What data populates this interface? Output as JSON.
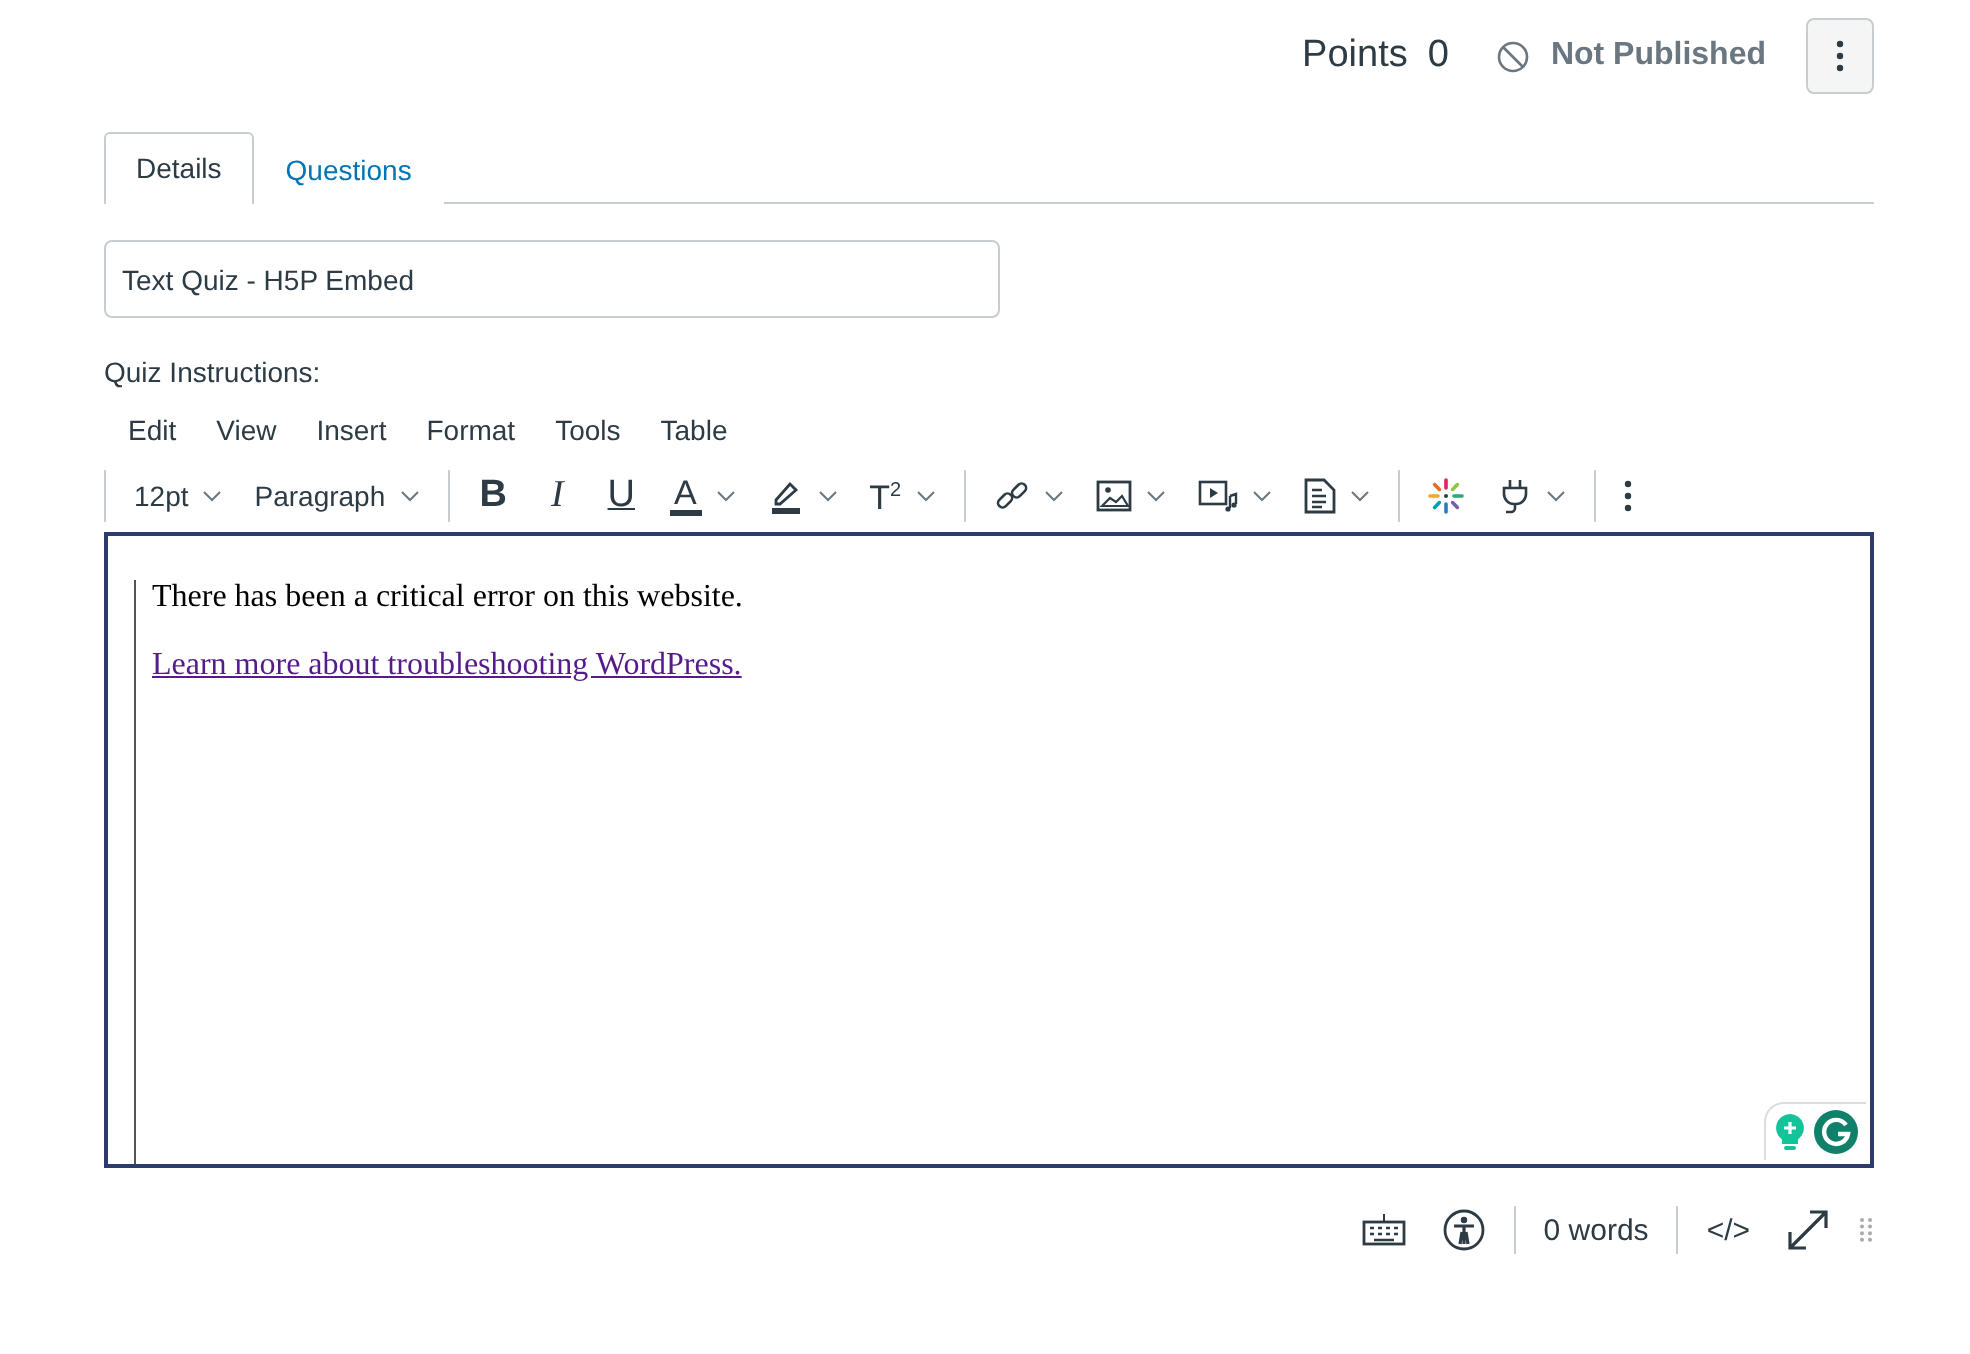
{
  "header": {
    "points_label": "Points",
    "points_value": "0",
    "publish_status": "Not Published",
    "published": false
  },
  "tabs": [
    {
      "label": "Details",
      "selected": true
    },
    {
      "label": "Questions",
      "selected": false
    }
  ],
  "title_field": {
    "value": "Text Quiz - H5P Embed"
  },
  "instructions_label": "Quiz Instructions:",
  "menu": [
    "Edit",
    "View",
    "Insert",
    "Format",
    "Tools",
    "Table"
  ],
  "toolbar": [
    [
      {
        "kind": "select",
        "label": "12pt"
      },
      {
        "kind": "select",
        "label": "Paragraph"
      }
    ],
    [
      {
        "kind": "bold",
        "label": "B"
      },
      {
        "kind": "italic",
        "label": "I"
      },
      {
        "kind": "underline",
        "label": "U"
      },
      {
        "kind": "textcolor",
        "label": "A",
        "caret": true
      },
      {
        "kind": "highlight",
        "caret": true
      },
      {
        "kind": "superscript",
        "label": "T$^{2}$",
        "caret": true
      }
    ],
    [
      {
        "kind": "link",
        "caret": true
      },
      {
        "kind": "image",
        "caret": true
      },
      {
        "kind": "media",
        "caret": true
      },
      {
        "kind": "document",
        "caret": true
      }
    ],
    [
      {
        "kind": "apps"
      },
      {
        "kind": "plugin",
        "caret": true
      }
    ],
    [
      {
        "kind": "more"
      }
    ]
  ],
  "content": [
    {
      "kind": "text",
      "text": "There has been a critical error on this website."
    },
    {
      "kind": "link",
      "text": "Learn more about troubleshooting WordPress."
    }
  ],
  "footer": {
    "word_count": "0 words",
    "code_toggle": "</>"
  }
}
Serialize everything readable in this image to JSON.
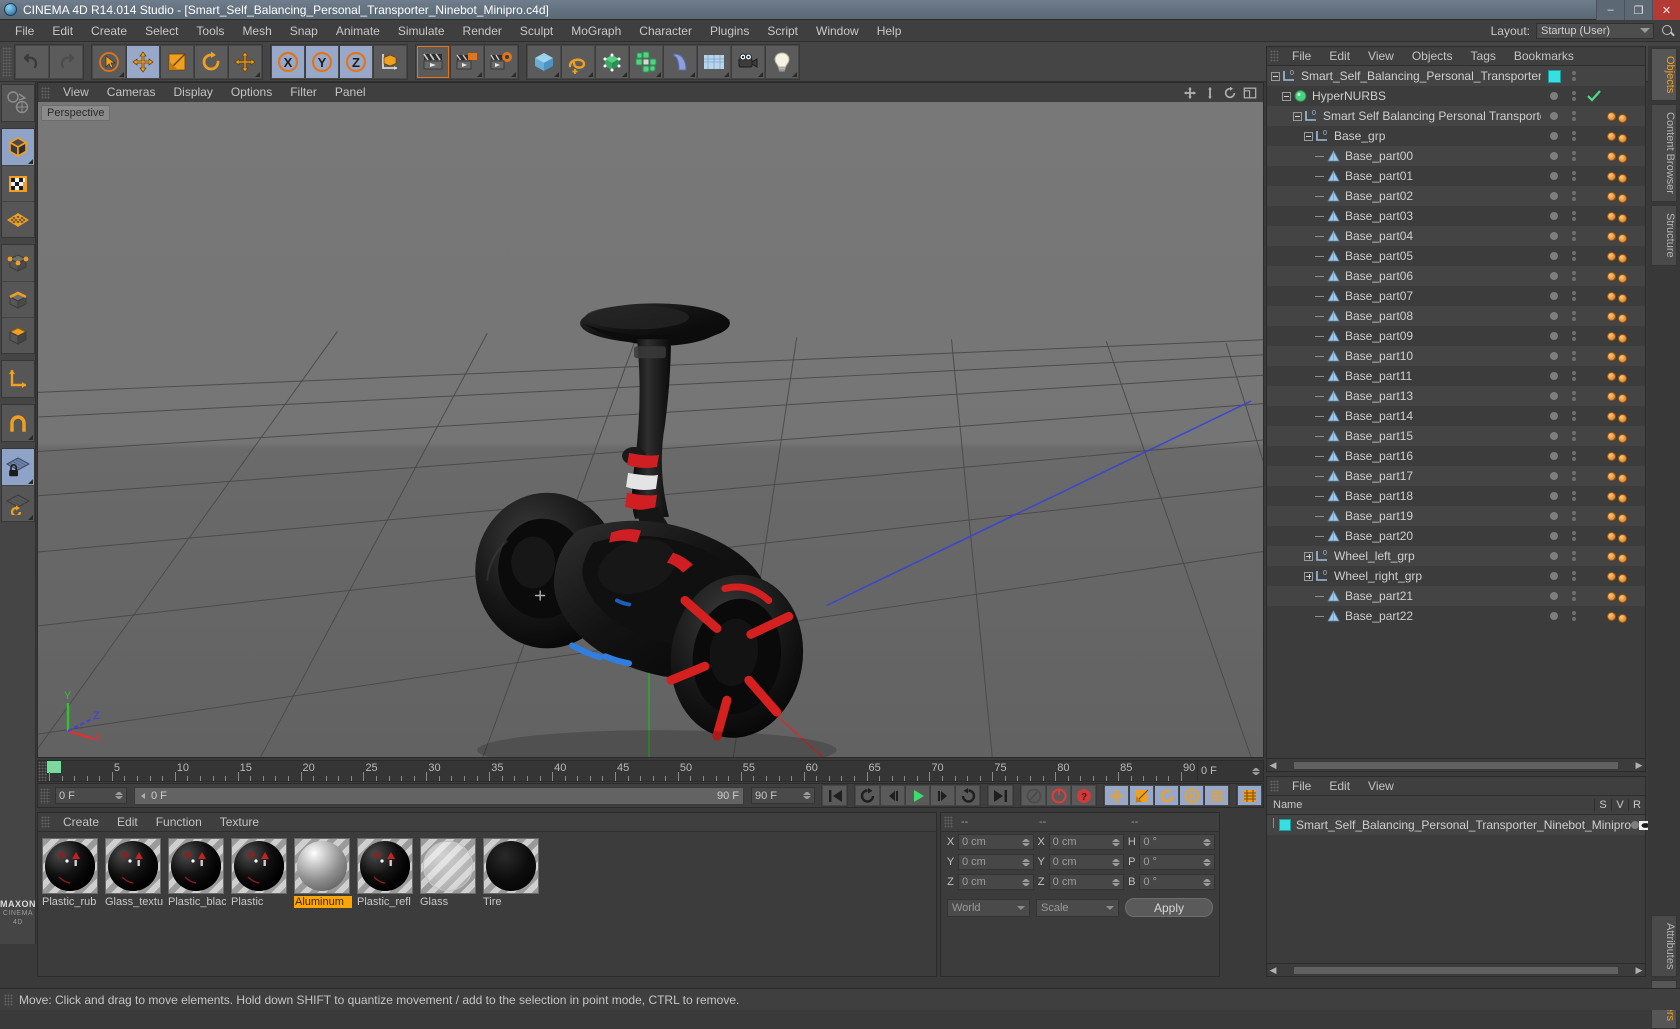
{
  "window": {
    "title": "CINEMA 4D R14.014 Studio - [Smart_Self_Balancing_Personal_Transporter_Ninebot_Minipro.c4d]",
    "minimize": "–",
    "maximize": "❐",
    "close": "✕"
  },
  "menubar": {
    "items": [
      "File",
      "Edit",
      "Create",
      "Select",
      "Tools",
      "Mesh",
      "Snap",
      "Animate",
      "Simulate",
      "Render",
      "Sculpt",
      "MoGraph",
      "Character",
      "Plugins",
      "Script",
      "Window",
      "Help"
    ],
    "layout_label": "Layout:",
    "layout_value": "Startup (User)"
  },
  "viewport": {
    "menu": [
      "View",
      "Cameras",
      "Display",
      "Options",
      "Filter",
      "Panel"
    ],
    "label": "Perspective",
    "axis": {
      "x": "X",
      "y": "Y",
      "z": "Z"
    }
  },
  "timeline": {
    "ticks": [
      0,
      5,
      10,
      15,
      20,
      25,
      30,
      35,
      40,
      45,
      50,
      55,
      60,
      65,
      70,
      75,
      80,
      85,
      90
    ],
    "current_frame": "0 F",
    "end_frame": "90 F",
    "range_start": "0 F",
    "range_end": "90 F",
    "field_start": "0 F",
    "field_end": "90 F"
  },
  "materials": {
    "menu": [
      "Create",
      "Edit",
      "Function",
      "Texture"
    ],
    "items": [
      {
        "name": "Plastic_rub",
        "selected": false,
        "kind": "dark-plastic"
      },
      {
        "name": "Glass_textu",
        "selected": false,
        "kind": "dark-plastic"
      },
      {
        "name": "Plastic_blac",
        "selected": false,
        "kind": "dark-plastic"
      },
      {
        "name": "Plastic",
        "selected": false,
        "kind": "dark-plastic"
      },
      {
        "name": "Aluminum",
        "selected": true,
        "kind": "metal"
      },
      {
        "name": "Plastic_refl",
        "selected": false,
        "kind": "dark-plastic"
      },
      {
        "name": "Glass",
        "selected": false,
        "kind": "glass"
      },
      {
        "name": "Tire",
        "selected": false,
        "kind": "tire"
      }
    ]
  },
  "coordinates": {
    "header": [
      "--",
      "--",
      "--"
    ],
    "rows": [
      {
        "pos_label": "X",
        "pos_value": "0 cm",
        "size_label": "X",
        "size_value": "0 cm",
        "rot_label": "H",
        "rot_value": "0 °"
      },
      {
        "pos_label": "Y",
        "pos_value": "0 cm",
        "size_label": "Y",
        "size_value": "0 cm",
        "rot_label": "P",
        "rot_value": "0 °"
      },
      {
        "pos_label": "Z",
        "pos_value": "0 cm",
        "size_label": "Z",
        "size_value": "0 cm",
        "rot_label": "B",
        "rot_value": "0 °"
      }
    ],
    "system": "World",
    "mode": "Scale",
    "apply": "Apply"
  },
  "objects": {
    "menu": [
      "File",
      "Edit",
      "View",
      "Objects",
      "Tags",
      "Bookmarks"
    ],
    "items": [
      {
        "label": "Smart_Self_Balancing_Personal_Transporter_Ninebot_Minipro",
        "depth": 0,
        "icon": "null",
        "expander": "minus",
        "swatch": "cyan",
        "check": false,
        "mat": false
      },
      {
        "label": "HyperNURBS",
        "depth": 1,
        "icon": "hypernurbs",
        "expander": "minus",
        "swatch": "dot",
        "check": true,
        "mat": false
      },
      {
        "label": "Smart Self Balancing Personal Transporter",
        "depth": 2,
        "icon": "null",
        "expander": "minus",
        "swatch": "dot",
        "check": false,
        "mat": true
      },
      {
        "label": "Base_grp",
        "depth": 3,
        "icon": "null",
        "expander": "minus",
        "swatch": "dot",
        "check": false,
        "mat": true
      },
      {
        "label": "Base_part00",
        "depth": 4,
        "icon": "poly",
        "expander": "none",
        "swatch": "dot",
        "check": false,
        "mat": true
      },
      {
        "label": "Base_part01",
        "depth": 4,
        "icon": "poly",
        "expander": "none",
        "swatch": "dot",
        "check": false,
        "mat": true
      },
      {
        "label": "Base_part02",
        "depth": 4,
        "icon": "poly",
        "expander": "none",
        "swatch": "dot",
        "check": false,
        "mat": true
      },
      {
        "label": "Base_part03",
        "depth": 4,
        "icon": "poly",
        "expander": "none",
        "swatch": "dot",
        "check": false,
        "mat": true
      },
      {
        "label": "Base_part04",
        "depth": 4,
        "icon": "poly",
        "expander": "none",
        "swatch": "dot",
        "check": false,
        "mat": true
      },
      {
        "label": "Base_part05",
        "depth": 4,
        "icon": "poly",
        "expander": "none",
        "swatch": "dot",
        "check": false,
        "mat": true
      },
      {
        "label": "Base_part06",
        "depth": 4,
        "icon": "poly",
        "expander": "none",
        "swatch": "dot",
        "check": false,
        "mat": true
      },
      {
        "label": "Base_part07",
        "depth": 4,
        "icon": "poly",
        "expander": "none",
        "swatch": "dot",
        "check": false,
        "mat": true
      },
      {
        "label": "Base_part08",
        "depth": 4,
        "icon": "poly",
        "expander": "none",
        "swatch": "dot",
        "check": false,
        "mat": true
      },
      {
        "label": "Base_part09",
        "depth": 4,
        "icon": "poly",
        "expander": "none",
        "swatch": "dot",
        "check": false,
        "mat": true
      },
      {
        "label": "Base_part10",
        "depth": 4,
        "icon": "poly",
        "expander": "none",
        "swatch": "dot",
        "check": false,
        "mat": true
      },
      {
        "label": "Base_part11",
        "depth": 4,
        "icon": "poly",
        "expander": "none",
        "swatch": "dot",
        "check": false,
        "mat": true
      },
      {
        "label": "Base_part13",
        "depth": 4,
        "icon": "poly",
        "expander": "none",
        "swatch": "dot",
        "check": false,
        "mat": true
      },
      {
        "label": "Base_part14",
        "depth": 4,
        "icon": "poly",
        "expander": "none",
        "swatch": "dot",
        "check": false,
        "mat": true
      },
      {
        "label": "Base_part15",
        "depth": 4,
        "icon": "poly",
        "expander": "none",
        "swatch": "dot",
        "check": false,
        "mat": true
      },
      {
        "label": "Base_part16",
        "depth": 4,
        "icon": "poly",
        "expander": "none",
        "swatch": "dot",
        "check": false,
        "mat": true
      },
      {
        "label": "Base_part17",
        "depth": 4,
        "icon": "poly",
        "expander": "none",
        "swatch": "dot",
        "check": false,
        "mat": true
      },
      {
        "label": "Base_part18",
        "depth": 4,
        "icon": "poly",
        "expander": "none",
        "swatch": "dot",
        "check": false,
        "mat": true
      },
      {
        "label": "Base_part19",
        "depth": 4,
        "icon": "poly",
        "expander": "none",
        "swatch": "dot",
        "check": false,
        "mat": true
      },
      {
        "label": "Base_part20",
        "depth": 4,
        "icon": "poly",
        "expander": "none",
        "swatch": "dot",
        "check": false,
        "mat": true
      },
      {
        "label": "Wheel_left_grp",
        "depth": 3,
        "icon": "null",
        "expander": "plus",
        "swatch": "dot",
        "check": false,
        "mat": true
      },
      {
        "label": "Wheel_right_grp",
        "depth": 3,
        "icon": "null",
        "expander": "plus",
        "swatch": "dot",
        "check": false,
        "mat": true
      },
      {
        "label": "Base_part21",
        "depth": 4,
        "icon": "poly",
        "expander": "none",
        "swatch": "dot",
        "check": false,
        "mat": true
      },
      {
        "label": "Base_part22",
        "depth": 4,
        "icon": "poly",
        "expander": "none",
        "swatch": "dot",
        "check": false,
        "mat": true
      }
    ]
  },
  "layers": {
    "menu": [
      "File",
      "Edit",
      "View"
    ],
    "columns": {
      "name": "Name",
      "s": "S",
      "v": "V",
      "r": "R"
    },
    "rows": [
      {
        "name": "Smart_Self_Balancing_Personal_Transporter_Ninebot_Minipro",
        "color": "#37e0e0"
      }
    ]
  },
  "side_tabs": {
    "top": [
      {
        "label": "Objects",
        "active": true
      },
      {
        "label": "Content Browser",
        "active": false
      },
      {
        "label": "Structure",
        "active": false
      }
    ],
    "bottom": [
      {
        "label": "Attributes",
        "active": false
      },
      {
        "label": "Layers",
        "active": true
      }
    ]
  },
  "statusbar": {
    "text": "Move: Click and drag to move elements. Hold down SHIFT to quantize movement / add to the selection in point mode, CTRL to remove."
  },
  "toolbar": {
    "groups": [
      {
        "buttons": [
          {
            "name": "undo-icon",
            "active": false
          },
          {
            "name": "redo-icon",
            "active": false
          }
        ]
      },
      {
        "buttons": [
          {
            "name": "select-tool-icon",
            "active": false
          },
          {
            "name": "move-tool-icon",
            "active": true
          },
          {
            "name": "scale-tool-icon",
            "active": false
          },
          {
            "name": "rotate-tool-icon",
            "active": false
          },
          {
            "name": "move-axis-icon",
            "active": false
          }
        ]
      },
      {
        "buttons": [
          {
            "name": "lock-x-axis-icon",
            "active": true
          },
          {
            "name": "lock-y-axis-icon",
            "active": true
          },
          {
            "name": "lock-z-axis-icon",
            "active": true
          },
          {
            "name": "world-coordinates-icon",
            "active": false
          }
        ]
      },
      {
        "buttons": [
          {
            "name": "render-view-icon",
            "active": false
          },
          {
            "name": "render-region-icon",
            "active": false
          },
          {
            "name": "render-settings-icon",
            "active": false
          }
        ]
      },
      {
        "buttons": [
          {
            "name": "cube-primitive-icon",
            "active": false
          },
          {
            "name": "spline-icon",
            "active": false
          },
          {
            "name": "hypernurbs-icon",
            "active": false
          },
          {
            "name": "array-icon",
            "active": false
          },
          {
            "name": "bend-deformer-icon",
            "active": false
          },
          {
            "name": "floor-environment-icon",
            "active": false
          },
          {
            "name": "camera-icon",
            "active": false
          },
          {
            "name": "light-icon",
            "active": false
          }
        ]
      }
    ]
  },
  "leftbar": {
    "groups": [
      [
        {
          "name": "make-editable-icon",
          "active": false
        }
      ],
      [
        {
          "name": "model-mode-icon",
          "active": true
        },
        {
          "name": "texture-mode-icon",
          "active": false
        },
        {
          "name": "polygon-grid-icon",
          "active": false
        }
      ],
      [
        {
          "name": "points-mode-icon",
          "active": false
        },
        {
          "name": "edges-mode-icon",
          "active": false
        },
        {
          "name": "polygons-mode-icon",
          "active": false
        }
      ],
      [
        {
          "name": "object-axis-icon",
          "active": false
        }
      ],
      [
        {
          "name": "snap-magnet-icon",
          "active": false
        }
      ],
      [
        {
          "name": "lock-workplane-icon",
          "active": true
        },
        {
          "name": "workplane-icon",
          "active": false
        }
      ]
    ],
    "brand_top": "MAXON",
    "brand_bottom": "CINEMA 4D"
  }
}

- _INSTRUCTIONS TO FOLLOW_: Look through the entries above; copy each line where the string "JSON" appears.

- _FULL SOLUTION_:
What data populates this interface? Output as JSON.
Serialize everything readable in this image to JSON.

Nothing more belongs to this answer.